(Dataset items)
----------

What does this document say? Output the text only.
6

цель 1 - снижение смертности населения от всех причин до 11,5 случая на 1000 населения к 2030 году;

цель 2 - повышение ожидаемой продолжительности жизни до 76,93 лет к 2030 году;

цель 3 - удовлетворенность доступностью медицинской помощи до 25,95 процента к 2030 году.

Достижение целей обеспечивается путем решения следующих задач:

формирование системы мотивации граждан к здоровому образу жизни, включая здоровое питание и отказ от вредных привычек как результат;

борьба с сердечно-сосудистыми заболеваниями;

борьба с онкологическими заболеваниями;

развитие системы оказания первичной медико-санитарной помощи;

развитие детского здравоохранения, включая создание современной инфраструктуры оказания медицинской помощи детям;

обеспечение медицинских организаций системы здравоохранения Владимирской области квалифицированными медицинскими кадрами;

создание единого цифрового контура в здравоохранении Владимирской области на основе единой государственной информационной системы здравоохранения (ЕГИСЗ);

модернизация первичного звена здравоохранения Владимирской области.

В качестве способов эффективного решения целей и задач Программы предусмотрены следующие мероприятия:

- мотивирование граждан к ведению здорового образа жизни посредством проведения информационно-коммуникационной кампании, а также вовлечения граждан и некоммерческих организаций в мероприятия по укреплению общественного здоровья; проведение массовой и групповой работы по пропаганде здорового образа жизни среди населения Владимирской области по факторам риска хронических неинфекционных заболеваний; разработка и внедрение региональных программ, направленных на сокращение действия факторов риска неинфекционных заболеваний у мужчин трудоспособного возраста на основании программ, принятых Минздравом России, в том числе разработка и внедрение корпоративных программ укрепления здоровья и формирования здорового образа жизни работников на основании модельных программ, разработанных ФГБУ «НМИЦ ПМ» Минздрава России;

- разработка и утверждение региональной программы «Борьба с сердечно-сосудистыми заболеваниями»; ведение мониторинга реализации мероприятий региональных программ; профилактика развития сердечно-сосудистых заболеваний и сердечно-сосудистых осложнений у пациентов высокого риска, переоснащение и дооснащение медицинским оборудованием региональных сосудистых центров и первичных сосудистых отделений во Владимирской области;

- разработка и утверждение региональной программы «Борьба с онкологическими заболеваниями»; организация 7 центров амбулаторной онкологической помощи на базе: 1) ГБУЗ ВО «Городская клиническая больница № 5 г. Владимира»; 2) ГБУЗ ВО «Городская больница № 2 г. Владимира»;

----------

# PROBLEM DETAILS:
Write the complete data out, exactly as above.

# PROBLEM SOLUTION:
What does this document say? Output the text only.
6

цель 1 - снижение смертности населения от всех причин до 11,5 случая на 1000 населения к 2030 году;

цель 2 - повышение ожидаемой продолжительности жизни до 76,93 лет к 2030 году;

цель 3 - удовлетворенность доступностью медицинской помощи до 25,95 процента к 2030 году.

Достижение целей обеспечивается путем решения следующих задач:

формирование системы мотивации граждан к здоровому образу жизни, включая здоровое питание и отказ от вредных привычек как результат;

борьба с сердечно-сосудистыми заболеваниями;

борьба с онкологическими заболеваниями;

развитие системы оказания первичной медико-санитарной помощи;

развитие детского здравоохранения, включая создание современной инфраструктуры оказания медицинской помощи детям;

обеспечение медицинских организаций системы здравоохранения Владимирской области квалифицированными медицинскими кадрами;

создание единого цифрового контура в здравоохранении Владимирской области на основе единой государственной информационной системы здравоохранения (ЕГИСЗ);

модернизация первичного звена здравоохранения Владимирской области.

В качестве способов эффективного решения целей и задач Программы предусмотрены следующие мероприятия:

- мотивирование граждан к ведению здорового образа жизни посредством проведения информационно-коммуникационной кампании, а также вовлечения граждан и некоммерческих организаций в мероприятия по укреплению общественного здоровья; проведение массовой и групповой работы по пропаганде здорового образа жизни среди населения Владимирской области по факторам риска хронических неинфекционных заболеваний; разработка и внедрение региональных программ, направленных на сокращение действия факторов риска неинфекционных заболеваний у мужчин трудоспособного возраста на основании программ, принятых Минздравом России, в том числе разработка и внедрение корпоративных программ укрепления здоровья и формирования здорового образа жизни работников на основании модельных программ, разработанных ФГБУ «НМИЦ ПМ» Минздрава России;

- разработка и утверждение региональной программы «Борьба с сердечно-сосудистыми заболеваниями»; ведение мониторинга реализации мероприятий региональных программ; профилактика развития сердечно-сосудистых заболеваний и сердечно-сосудистых осложнений у пациентов высокого риска, переоснащение и дооснащение медицинским оборудованием региональных сосудистых центров и первичных сосудистых отделений во Владимирской области;

- разработка и утверждение региональной программы «Борьба с онкологическими заболеваниями»; организация 7 центров амбулаторной онкологической помощи на базе: 1) ГБУЗ ВО «Городская клиническая больница № 5 г. Владимира»; 2) ГБУЗ ВО «Городская больница № 2 г. Владимира»;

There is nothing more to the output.